## start PROVIDED MATERIAL

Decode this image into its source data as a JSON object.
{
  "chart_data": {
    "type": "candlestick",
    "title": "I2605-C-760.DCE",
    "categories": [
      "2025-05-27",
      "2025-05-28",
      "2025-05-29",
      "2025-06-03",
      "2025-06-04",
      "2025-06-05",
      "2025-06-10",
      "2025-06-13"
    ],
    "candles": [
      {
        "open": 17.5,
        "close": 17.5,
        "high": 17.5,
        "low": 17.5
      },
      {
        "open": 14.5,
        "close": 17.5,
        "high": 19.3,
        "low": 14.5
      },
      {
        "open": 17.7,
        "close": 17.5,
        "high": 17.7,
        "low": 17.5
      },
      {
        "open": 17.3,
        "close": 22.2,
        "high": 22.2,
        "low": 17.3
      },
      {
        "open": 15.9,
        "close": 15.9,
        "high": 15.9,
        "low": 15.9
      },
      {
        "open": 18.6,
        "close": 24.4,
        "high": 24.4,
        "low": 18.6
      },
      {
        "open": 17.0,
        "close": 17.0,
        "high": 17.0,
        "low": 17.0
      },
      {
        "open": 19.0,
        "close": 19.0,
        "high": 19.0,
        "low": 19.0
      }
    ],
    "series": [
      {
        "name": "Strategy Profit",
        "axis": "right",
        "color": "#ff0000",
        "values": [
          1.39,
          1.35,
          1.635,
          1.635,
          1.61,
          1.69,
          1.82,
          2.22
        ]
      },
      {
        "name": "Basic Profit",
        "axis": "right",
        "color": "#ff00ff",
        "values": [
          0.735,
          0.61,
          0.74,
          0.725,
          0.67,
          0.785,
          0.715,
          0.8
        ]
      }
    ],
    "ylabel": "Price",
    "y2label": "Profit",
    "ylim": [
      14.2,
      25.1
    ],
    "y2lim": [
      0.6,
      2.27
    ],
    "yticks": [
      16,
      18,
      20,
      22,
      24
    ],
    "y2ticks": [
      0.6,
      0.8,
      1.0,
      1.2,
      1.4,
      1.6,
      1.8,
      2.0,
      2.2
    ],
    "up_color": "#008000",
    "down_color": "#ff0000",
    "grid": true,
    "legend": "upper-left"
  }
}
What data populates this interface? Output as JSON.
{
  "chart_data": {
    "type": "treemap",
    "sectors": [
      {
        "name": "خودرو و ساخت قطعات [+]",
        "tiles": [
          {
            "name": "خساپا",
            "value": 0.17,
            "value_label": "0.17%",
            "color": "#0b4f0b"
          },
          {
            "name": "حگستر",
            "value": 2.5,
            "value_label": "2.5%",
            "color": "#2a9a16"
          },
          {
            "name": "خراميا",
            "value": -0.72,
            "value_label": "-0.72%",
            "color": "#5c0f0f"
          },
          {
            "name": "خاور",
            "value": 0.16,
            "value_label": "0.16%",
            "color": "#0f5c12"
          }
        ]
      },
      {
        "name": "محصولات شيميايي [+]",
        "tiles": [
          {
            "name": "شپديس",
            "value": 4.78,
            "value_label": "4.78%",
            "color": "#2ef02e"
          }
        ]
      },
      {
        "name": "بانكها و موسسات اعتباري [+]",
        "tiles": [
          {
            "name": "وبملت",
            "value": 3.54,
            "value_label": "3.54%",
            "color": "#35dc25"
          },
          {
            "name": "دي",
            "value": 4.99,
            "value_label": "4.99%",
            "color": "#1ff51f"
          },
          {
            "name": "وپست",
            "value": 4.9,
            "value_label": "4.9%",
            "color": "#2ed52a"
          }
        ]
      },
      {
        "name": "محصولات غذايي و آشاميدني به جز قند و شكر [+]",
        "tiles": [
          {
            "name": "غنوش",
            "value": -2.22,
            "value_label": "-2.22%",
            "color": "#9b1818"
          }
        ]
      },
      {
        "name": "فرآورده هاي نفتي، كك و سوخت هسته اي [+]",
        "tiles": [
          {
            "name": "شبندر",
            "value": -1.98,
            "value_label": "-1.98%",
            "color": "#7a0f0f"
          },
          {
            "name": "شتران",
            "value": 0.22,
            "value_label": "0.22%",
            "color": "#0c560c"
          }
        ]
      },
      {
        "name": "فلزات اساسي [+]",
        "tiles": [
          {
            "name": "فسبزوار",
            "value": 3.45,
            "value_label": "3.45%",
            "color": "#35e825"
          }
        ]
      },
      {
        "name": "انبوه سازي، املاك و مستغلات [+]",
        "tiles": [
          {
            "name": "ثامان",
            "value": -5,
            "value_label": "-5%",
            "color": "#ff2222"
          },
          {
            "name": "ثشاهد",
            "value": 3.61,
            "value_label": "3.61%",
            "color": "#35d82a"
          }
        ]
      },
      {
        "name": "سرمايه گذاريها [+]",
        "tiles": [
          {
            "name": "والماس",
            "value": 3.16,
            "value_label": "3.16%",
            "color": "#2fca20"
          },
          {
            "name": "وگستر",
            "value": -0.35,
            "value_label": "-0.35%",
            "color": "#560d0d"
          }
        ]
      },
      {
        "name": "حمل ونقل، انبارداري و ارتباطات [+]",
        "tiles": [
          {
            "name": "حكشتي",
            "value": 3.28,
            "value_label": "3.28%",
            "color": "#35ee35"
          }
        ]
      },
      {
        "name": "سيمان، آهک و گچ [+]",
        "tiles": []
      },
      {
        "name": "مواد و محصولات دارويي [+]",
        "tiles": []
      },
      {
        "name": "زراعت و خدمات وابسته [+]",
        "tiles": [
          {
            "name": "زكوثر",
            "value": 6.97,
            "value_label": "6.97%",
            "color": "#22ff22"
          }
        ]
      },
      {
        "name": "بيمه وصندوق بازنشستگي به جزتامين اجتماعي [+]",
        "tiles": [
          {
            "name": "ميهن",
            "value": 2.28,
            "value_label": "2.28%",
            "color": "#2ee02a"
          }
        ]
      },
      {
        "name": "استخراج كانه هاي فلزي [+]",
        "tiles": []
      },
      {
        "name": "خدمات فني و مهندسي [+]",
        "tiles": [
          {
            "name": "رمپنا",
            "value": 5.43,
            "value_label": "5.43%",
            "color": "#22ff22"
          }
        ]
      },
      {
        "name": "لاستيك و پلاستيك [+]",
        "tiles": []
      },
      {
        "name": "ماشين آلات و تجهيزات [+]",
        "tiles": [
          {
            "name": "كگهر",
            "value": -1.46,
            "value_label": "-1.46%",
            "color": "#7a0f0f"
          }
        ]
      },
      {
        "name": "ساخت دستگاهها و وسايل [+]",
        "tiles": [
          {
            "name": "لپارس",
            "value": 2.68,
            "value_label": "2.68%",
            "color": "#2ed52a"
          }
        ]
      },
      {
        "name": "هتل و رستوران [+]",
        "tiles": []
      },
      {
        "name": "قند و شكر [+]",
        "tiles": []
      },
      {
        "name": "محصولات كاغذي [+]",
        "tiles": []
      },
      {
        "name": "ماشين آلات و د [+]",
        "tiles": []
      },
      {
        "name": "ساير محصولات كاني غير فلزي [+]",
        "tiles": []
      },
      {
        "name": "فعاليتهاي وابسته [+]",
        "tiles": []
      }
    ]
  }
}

## end PROVIDED MATERIAL

§ **GIVEN REQUEST**
Copy out all of the data exactly, leaving nothing out.

§ **FINAL RESULT**
Decode this image into its source data as a JSON object.
{
  "chart_data": {
    "type": "candlestick",
    "title": "I2605-C-760.DCE",
    "categories": [
      "2025-05-27",
      "2025-05-28",
      "2025-05-29",
      "2025-06-03",
      "2025-06-04",
      "2025-06-05",
      "2025-06-10",
      "2025-06-13"
    ],
    "candles": [
      {
        "open": 17.5,
        "close": 17.5,
        "high": 17.5,
        "low": 17.5
      },
      {
        "open": 14.5,
        "close": 17.5,
        "high": 19.3,
        "low": 14.5
      },
      {
        "open": 17.7,
        "close": 17.5,
        "high": 17.7,
        "low": 17.5
      },
      {
        "open": 17.3,
        "close": 22.2,
        "high": 22.2,
        "low": 17.3
      },
      {
        "open": 15.9,
        "close": 15.9,
        "high": 15.9,
        "low": 15.9
      },
      {
        "open": 18.6,
        "close": 24.4,
        "high": 24.4,
        "low": 18.6
      },
      {
        "open": 17.0,
        "close": 17.0,
        "high": 17.0,
        "low": 17.0
      },
      {
        "open": 19.0,
        "close": 19.0,
        "high": 19.0,
        "low": 19.0
      }
    ],
    "series": [
      {
        "name": "Strategy Profit",
        "axis": "right",
        "color": "#ff0000",
        "values": [
          1.39,
          1.35,
          1.635,
          1.635,
          1.61,
          1.69,
          1.82,
          2.22
        ]
      },
      {
        "name": "Basic Profit",
        "axis": "right",
        "color": "#ff00ff",
        "values": [
          0.735,
          0.61,
          0.74,
          0.725,
          0.67,
          0.785,
          0.715,
          0.8
        ]
      }
    ],
    "ylabel": "Price",
    "y2label": "Profit",
    "ylim": [
      14.2,
      25.1
    ],
    "y2lim": [
      0.6,
      2.27
    ],
    "yticks": [
      16,
      18,
      20,
      22,
      24
    ],
    "y2ticks": [
      0.6,
      0.8,
      1.0,
      1.2,
      1.4,
      1.6,
      1.8,
      2.0,
      2.2
    ],
    "up_color": "#008000",
    "down_color": "#ff0000",
    "grid": true,
    "legend": "upper-left"
  }
}
What data populates this interface? Output as JSON.
{
  "chart_data": {
    "type": "treemap",
    "sectors": [
      {
        "name": "خودرو و ساخت قطعات [+]",
        "tiles": [
          {
            "name": "خساپا",
            "value": 0.17,
            "value_label": "0.17%",
            "color": "#0b4f0b"
          },
          {
            "name": "حگستر",
            "value": 2.5,
            "value_label": "2.5%",
            "color": "#2a9a16"
          },
          {
            "name": "خراميا",
            "value": -0.72,
            "value_label": "-0.72%",
            "color": "#5c0f0f"
          },
          {
            "name": "خاور",
            "value": 0.16,
            "value_label": "0.16%",
            "color": "#0f5c12"
          }
        ]
      },
      {
        "name": "محصولات شيميايي [+]",
        "tiles": [
          {
            "name": "شپديس",
            "value": 4.78,
            "value_label": "4.78%",
            "color": "#2ef02e"
          }
        ]
      },
      {
        "name": "بانكها و موسسات اعتباري [+]",
        "tiles": [
          {
            "name": "وبملت",
            "value": 3.54,
            "value_label": "3.54%",
            "color": "#35dc25"
          },
          {
            "name": "دي",
            "value": 4.99,
            "value_label": "4.99%",
            "color": "#1ff51f"
          },
          {
            "name": "وپست",
            "value": 4.9,
            "value_label": "4.9%",
            "color": "#2ed52a"
          }
        ]
      },
      {
        "name": "محصولات غذايي و آشاميدني به جز قند و شكر [+]",
        "tiles": [
          {
            "name": "غنوش",
            "value": -2.22,
            "value_label": "-2.22%",
            "color": "#9b1818"
          }
        ]
      },
      {
        "name": "فرآورده هاي نفتي، كك و سوخت هسته اي [+]",
        "tiles": [
          {
            "name": "شبندر",
            "value": -1.98,
            "value_label": "-1.98%",
            "color": "#7a0f0f"
          },
          {
            "name": "شتران",
            "value": 0.22,
            "value_label": "0.22%",
            "color": "#0c560c"
          }
        ]
      },
      {
        "name": "فلزات اساسي [+]",
        "tiles": [
          {
            "name": "فسبزوار",
            "value": 3.45,
            "value_label": "3.45%",
            "color": "#35e825"
          }
        ]
      },
      {
        "name": "انبوه سازي، املاك و مستغلات [+]",
        "tiles": [
          {
            "name": "ثامان",
            "value": -5,
            "value_label": "-5%",
            "color": "#ff2222"
          },
          {
            "name": "ثشاهد",
            "value": 3.61,
            "value_label": "3.61%",
            "color": "#35d82a"
          }
        ]
      },
      {
        "name": "سرمايه گذاريها [+]",
        "tiles": [
          {
            "name": "والماس",
            "value": 3.16,
            "value_label": "3.16%",
            "color": "#2fca20"
          },
          {
            "name": "وگستر",
            "value": -0.35,
            "value_label": "-0.35%",
            "color": "#560d0d"
          }
        ]
      },
      {
        "name": "حمل ونقل، انبارداري و ارتباطات [+]",
        "tiles": [
          {
            "name": "حكشتي",
            "value": 3.28,
            "value_label": "3.28%",
            "color": "#35ee35"
          }
        ]
      },
      {
        "name": "سيمان، آهک و گچ [+]",
        "tiles": []
      },
      {
        "name": "مواد و محصولات دارويي [+]",
        "tiles": []
      },
      {
        "name": "زراعت و خدمات وابسته [+]",
        "tiles": [
          {
            "name": "زكوثر",
            "value": 6.97,
            "value_label": "6.97%",
            "color": "#22ff22"
          }
        ]
      },
      {
        "name": "بيمه وصندوق بازنشستگي به جزتامين اجتماعي [+]",
        "tiles": [
          {
            "name": "ميهن",
            "value": 2.28,
            "value_label": "2.28%",
            "color": "#2ee02a"
          }
        ]
      },
      {
        "name": "استخراج كانه هاي فلزي [+]",
        "tiles": []
      },
      {
        "name": "خدمات فني و مهندسي [+]",
        "tiles": [
          {
            "name": "رمپنا",
            "value": 5.43,
            "value_label": "5.43%",
            "color": "#22ff22"
          }
        ]
      },
      {
        "name": "لاستيك و پلاستيك [+]",
        "tiles": []
      },
      {
        "name": "ماشين آلات و تجهيزات [+]",
        "tiles": [
          {
            "name": "كگهر",
            "value": -1.46,
            "value_label": "-1.46%",
            "color": "#7a0f0f"
          }
        ]
      },
      {
        "name": "ساخت دستگاهها و وسايل [+]",
        "tiles": [
          {
            "name": "لپارس",
            "value": 2.68,
            "value_label": "2.68%",
            "color": "#2ed52a"
          }
        ]
      },
      {
        "name": "هتل و رستوران [+]",
        "tiles": []
      },
      {
        "name": "قند و شكر [+]",
        "tiles": []
      },
      {
        "name": "محصولات كاغذي [+]",
        "tiles": []
      },
      {
        "name": "ماشين آلات و د [+]",
        "tiles": []
      },
      {
        "name": "ساير محصولات كاني غير فلزي [+]",
        "tiles": []
      },
      {
        "name": "فعاليتهاي وابسته [+]",
        "tiles": []
      }
    ]
  }
}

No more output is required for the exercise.